What is being asked:
Print all of the lines exactly. Any picture among them stays out.

* * * * *

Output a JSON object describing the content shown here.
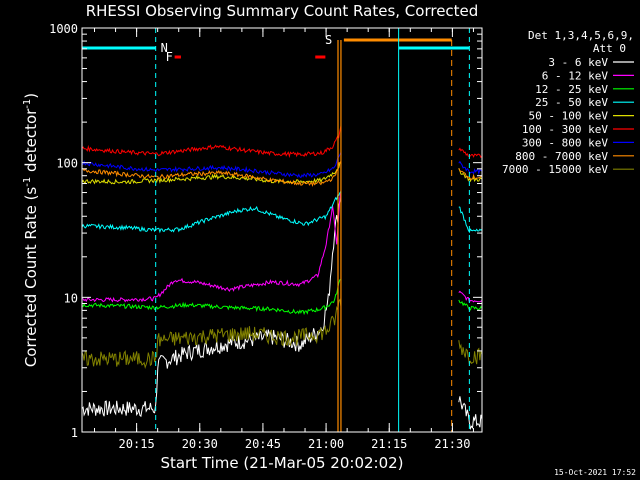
{
  "chart_data": {
    "type": "line",
    "title": "RHESSI Observing Summary Count Rates, Corrected",
    "xlabel": "Start Time (21-Mar-05 20:02:02)",
    "ylabel_main": "Corrected Count Rate (s",
    "ylabel_sup1": "-1",
    "ylabel_mid": " detector",
    "ylabel_sup2": "-1",
    "ylabel_end": ")",
    "y_scale": "log",
    "ylim": [
      1,
      1000
    ],
    "xlim_minutes": [
      0,
      95
    ],
    "x_ticks": [
      {
        "label": "20:15",
        "min": 12.97
      },
      {
        "label": "20:30",
        "min": 27.97
      },
      {
        "label": "20:45",
        "min": 42.97
      },
      {
        "label": "21:00",
        "min": 57.97
      },
      {
        "label": "21:15",
        "min": 72.97
      },
      {
        "label": "21:30",
        "min": 87.97
      }
    ],
    "y_ticks": [
      {
        "label": "1",
        "value": 1
      },
      {
        "label": "10",
        "value": 10
      },
      {
        "label": "100",
        "value": 100
      },
      {
        "label": "1000",
        "value": 1000
      }
    ],
    "detectors_line1": "Det 1,3,4,5,6,9,",
    "detectors_line2": "Att 0",
    "timestamp": "15-Oct-2021 17:52",
    "data_gap_minutes": [
      61.5,
      89.5
    ],
    "flags": {
      "N_label": "N",
      "F_label": "F",
      "S_label": "S",
      "night_segments": [
        [
          0,
          17.5
        ],
        [
          75.2,
          92
        ]
      ],
      "flare_segments": [
        [
          22,
          23.5
        ],
        [
          55.4,
          57.8
        ]
      ],
      "saa_segments": [
        [
          62.2,
          87.8
        ]
      ],
      "cyan_vlines": [
        17.5,
        75.2,
        92
      ],
      "orange_vlines_solid": [
        60.8,
        61.5
      ],
      "orange_vlines_dashed": [
        87.8
      ]
    },
    "series": [
      {
        "name": "3 - 6 keV",
        "color": "#ffffff",
        "x": [
          0,
          17.5,
          18,
          25,
          35,
          45,
          52,
          55,
          57,
          58.5,
          60,
          60.6,
          61.4,
          89.5,
          92
        ],
        "y": [
          1.5,
          1.5,
          3.2,
          3.9,
          4.6,
          5.1,
          4.5,
          5.3,
          6,
          9.5,
          33,
          38,
          60,
          1.8,
          1.2
        ]
      },
      {
        "name": "6 - 12 keV",
        "color": "#ff00ff",
        "x": [
          0,
          10,
          17.5,
          22,
          27,
          35,
          45,
          52,
          56,
          58,
          59.5,
          60.5,
          61.4,
          89.5,
          92
        ],
        "y": [
          9.6,
          9.6,
          9.8,
          13.5,
          13,
          11.5,
          13,
          12.5,
          14.5,
          25,
          47,
          25,
          62,
          11,
          9.5
        ]
      },
      {
        "name": "12 - 25 keV",
        "color": "#00ff00",
        "x": [
          0,
          10,
          17.5,
          25,
          35,
          45,
          52,
          56,
          58,
          60,
          61.4,
          89.5,
          92
        ],
        "y": [
          8.8,
          8.6,
          8.4,
          8.8,
          8.4,
          8.2,
          7.7,
          8.1,
          8.5,
          9.5,
          14,
          9.5,
          8.3
        ]
      },
      {
        "name": "25 - 50 keV",
        "color": "#00ffff",
        "x": [
          0,
          10,
          17.5,
          23,
          30,
          37,
          41,
          47,
          53,
          58,
          60.5,
          61.4,
          89.5,
          92
        ],
        "y": [
          34,
          33,
          31.5,
          32,
          38,
          44,
          46,
          39,
          35,
          40,
          55,
          60,
          48,
          31
        ]
      },
      {
        "name": "50 - 100 keV",
        "color": "#dddd00",
        "x": [
          0,
          10,
          17.5,
          25,
          33,
          40,
          45,
          52,
          57,
          60,
          61.4,
          89.5,
          92
        ],
        "y": [
          73,
          72,
          74,
          76,
          79,
          76,
          73,
          72,
          74,
          85,
          98,
          88,
          75
        ]
      },
      {
        "name": "100 - 300 keV",
        "color": "#ff0000",
        "x": [
          0,
          10,
          17.5,
          25,
          32,
          40,
          45,
          52,
          57,
          59.5,
          61,
          61.4,
          89.5,
          92
        ],
        "y": [
          128,
          120,
          116,
          124,
          132,
          122,
          117,
          115,
          118,
          132,
          158,
          182,
          128,
          112
        ]
      },
      {
        "name": "300 - 800 keV",
        "color": "#0000ff",
        "x": [
          0,
          10,
          17.5,
          25,
          33,
          40,
          45,
          52,
          57,
          60,
          61.4,
          89.5,
          92
        ],
        "y": [
          100,
          92,
          88,
          90,
          92,
          88,
          84,
          80,
          82,
          92,
          120,
          100,
          86
        ]
      },
      {
        "name": "800 - 7000 keV",
        "color": "#ff8c00",
        "x": [
          0,
          10,
          17.5,
          25,
          33,
          40,
          45,
          52,
          57,
          60,
          61.4,
          89.5,
          92
        ],
        "y": [
          88,
          82,
          78,
          82,
          84,
          79,
          74,
          70,
          70,
          78,
          105,
          88,
          78
        ]
      },
      {
        "name": "7000 - 15000 keV",
        "color": "#808000",
        "x": [
          0,
          10,
          17.5,
          18,
          30,
          40,
          50,
          56,
          58,
          60,
          61.4,
          89.5,
          92
        ],
        "y": [
          3.5,
          3.5,
          3.5,
          4.8,
          5.2,
          5.4,
          5.0,
          5.4,
          5.6,
          6.8,
          9.8,
          4.5,
          3.7
        ]
      }
    ]
  }
}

* * * * *

The result:
Output a JSON object describing the content shown here.
{
  "chart_data": {
    "type": "line",
    "title": "RHESSI Observing Summary Count Rates, Corrected",
    "xlabel": "Start Time (21-Mar-05 20:02:02)",
    "ylabel_main": "Corrected Count Rate (s",
    "ylabel_sup1": "-1",
    "ylabel_mid": " detector",
    "ylabel_sup2": "-1",
    "ylabel_end": ")",
    "y_scale": "log",
    "ylim": [
      1,
      1000
    ],
    "xlim_minutes": [
      0,
      95
    ],
    "x_ticks": [
      {
        "label": "20:15",
        "min": 12.97
      },
      {
        "label": "20:30",
        "min": 27.97
      },
      {
        "label": "20:45",
        "min": 42.97
      },
      {
        "label": "21:00",
        "min": 57.97
      },
      {
        "label": "21:15",
        "min": 72.97
      },
      {
        "label": "21:30",
        "min": 87.97
      }
    ],
    "y_ticks": [
      {
        "label": "1",
        "value": 1
      },
      {
        "label": "10",
        "value": 10
      },
      {
        "label": "100",
        "value": 100
      },
      {
        "label": "1000",
        "value": 1000
      }
    ],
    "detectors_line1": "Det 1,3,4,5,6,9,",
    "detectors_line2": "Att 0",
    "timestamp": "15-Oct-2021 17:52",
    "data_gap_minutes": [
      61.5,
      89.5
    ],
    "flags": {
      "N_label": "N",
      "F_label": "F",
      "S_label": "S",
      "night_segments": [
        [
          0,
          17.5
        ],
        [
          75.2,
          92
        ]
      ],
      "flare_segments": [
        [
          22,
          23.5
        ],
        [
          55.4,
          57.8
        ]
      ],
      "saa_segments": [
        [
          62.2,
          87.8
        ]
      ],
      "cyan_vlines": [
        17.5,
        75.2,
        92
      ],
      "orange_vlines_solid": [
        60.8,
        61.5
      ],
      "orange_vlines_dashed": [
        87.8
      ]
    },
    "series": [
      {
        "name": "3 - 6 keV",
        "color": "#ffffff",
        "x": [
          0,
          17.5,
          18,
          25,
          35,
          45,
          52,
          55,
          57,
          58.5,
          60,
          60.6,
          61.4,
          89.5,
          92
        ],
        "y": [
          1.5,
          1.5,
          3.2,
          3.9,
          4.6,
          5.1,
          4.5,
          5.3,
          6,
          9.5,
          33,
          38,
          60,
          1.8,
          1.2
        ]
      },
      {
        "name": "6 - 12 keV",
        "color": "#ff00ff",
        "x": [
          0,
          10,
          17.5,
          22,
          27,
          35,
          45,
          52,
          56,
          58,
          59.5,
          60.5,
          61.4,
          89.5,
          92
        ],
        "y": [
          9.6,
          9.6,
          9.8,
          13.5,
          13,
          11.5,
          13,
          12.5,
          14.5,
          25,
          47,
          25,
          62,
          11,
          9.5
        ]
      },
      {
        "name": "12 - 25 keV",
        "color": "#00ff00",
        "x": [
          0,
          10,
          17.5,
          25,
          35,
          45,
          52,
          56,
          58,
          60,
          61.4,
          89.5,
          92
        ],
        "y": [
          8.8,
          8.6,
          8.4,
          8.8,
          8.4,
          8.2,
          7.7,
          8.1,
          8.5,
          9.5,
          14,
          9.5,
          8.3
        ]
      },
      {
        "name": "25 - 50 keV",
        "color": "#00ffff",
        "x": [
          0,
          10,
          17.5,
          23,
          30,
          37,
          41,
          47,
          53,
          58,
          60.5,
          61.4,
          89.5,
          92
        ],
        "y": [
          34,
          33,
          31.5,
          32,
          38,
          44,
          46,
          39,
          35,
          40,
          55,
          60,
          48,
          31
        ]
      },
      {
        "name": "50 - 100 keV",
        "color": "#dddd00",
        "x": [
          0,
          10,
          17.5,
          25,
          33,
          40,
          45,
          52,
          57,
          60,
          61.4,
          89.5,
          92
        ],
        "y": [
          73,
          72,
          74,
          76,
          79,
          76,
          73,
          72,
          74,
          85,
          98,
          88,
          75
        ]
      },
      {
        "name": "100 - 300 keV",
        "color": "#ff0000",
        "x": [
          0,
          10,
          17.5,
          25,
          32,
          40,
          45,
          52,
          57,
          59.5,
          61,
          61.4,
          89.5,
          92
        ],
        "y": [
          128,
          120,
          116,
          124,
          132,
          122,
          117,
          115,
          118,
          132,
          158,
          182,
          128,
          112
        ]
      },
      {
        "name": "300 - 800 keV",
        "color": "#0000ff",
        "x": [
          0,
          10,
          17.5,
          25,
          33,
          40,
          45,
          52,
          57,
          60,
          61.4,
          89.5,
          92
        ],
        "y": [
          100,
          92,
          88,
          90,
          92,
          88,
          84,
          80,
          82,
          92,
          120,
          100,
          86
        ]
      },
      {
        "name": "800 - 7000 keV",
        "color": "#ff8c00",
        "x": [
          0,
          10,
          17.5,
          25,
          33,
          40,
          45,
          52,
          57,
          60,
          61.4,
          89.5,
          92
        ],
        "y": [
          88,
          82,
          78,
          82,
          84,
          79,
          74,
          70,
          70,
          78,
          105,
          88,
          78
        ]
      },
      {
        "name": "7000 - 15000 keV",
        "color": "#808000",
        "x": [
          0,
          10,
          17.5,
          18,
          30,
          40,
          50,
          56,
          58,
          60,
          61.4,
          89.5,
          92
        ],
        "y": [
          3.5,
          3.5,
          3.5,
          4.8,
          5.2,
          5.4,
          5.0,
          5.4,
          5.6,
          6.8,
          9.8,
          4.5,
          3.7
        ]
      }
    ]
  }
}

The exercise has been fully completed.